→ STATED EXERCISE:
Each line that holds the word "this" counts once; report the total and nothing else.

>> begin INFORMATION SHOWN

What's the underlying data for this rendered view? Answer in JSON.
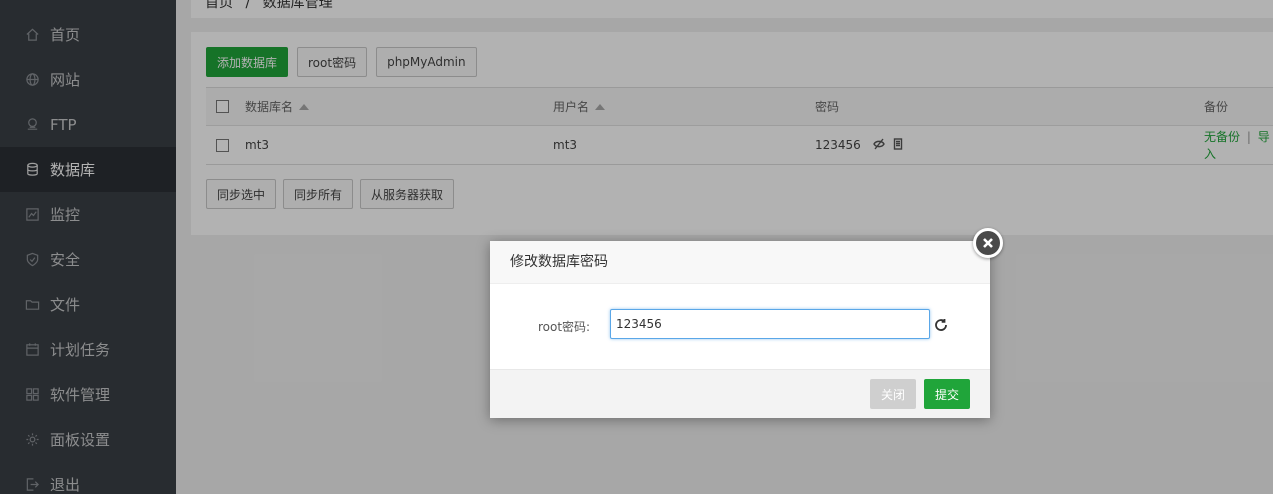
{
  "sidebar": {
    "items": [
      {
        "label": "首页",
        "icon": "home-icon"
      },
      {
        "label": "网站",
        "icon": "globe-icon"
      },
      {
        "label": "FTP",
        "icon": "ftp-icon"
      },
      {
        "label": "数据库",
        "icon": "database-icon",
        "active": true
      },
      {
        "label": "监控",
        "icon": "monitor-icon"
      },
      {
        "label": "安全",
        "icon": "shield-icon"
      },
      {
        "label": "文件",
        "icon": "folder-icon"
      },
      {
        "label": "计划任务",
        "icon": "calendar-icon"
      },
      {
        "label": "软件管理",
        "icon": "grid-icon"
      },
      {
        "label": "面板设置",
        "icon": "gear-icon"
      },
      {
        "label": "退出",
        "icon": "logout-icon"
      }
    ]
  },
  "breadcrumb": {
    "home": "首页",
    "sep": "/",
    "current": "数据库管理"
  },
  "toolbar": {
    "add_db": "添加数据库",
    "root_pw": "root密码",
    "phpmyadmin": "phpMyAdmin"
  },
  "table": {
    "headers": {
      "name": "数据库名",
      "user": "用户名",
      "password": "密码",
      "backup": "备份"
    },
    "rows": [
      {
        "name": "mt3",
        "user": "mt3",
        "password": "123456",
        "backup_none": "无备份",
        "backup_sep": "|",
        "import": "导入"
      }
    ]
  },
  "bottom_buttons": {
    "sync_selected": "同步选中",
    "sync_all": "同步所有",
    "fetch_server": "从服务器获取"
  },
  "dialog": {
    "title": "修改数据库密码",
    "label": "root密码:",
    "value": "123456",
    "close": "关闭",
    "submit": "提交"
  },
  "colors": {
    "accent": "#20a53a",
    "sidebar": "#3a3f45"
  }
}
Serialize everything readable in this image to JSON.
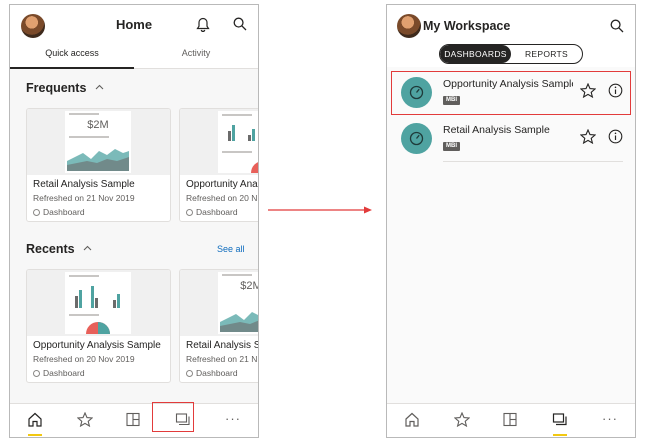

>> end INFORMATION SHOWN

→ RESULT:
2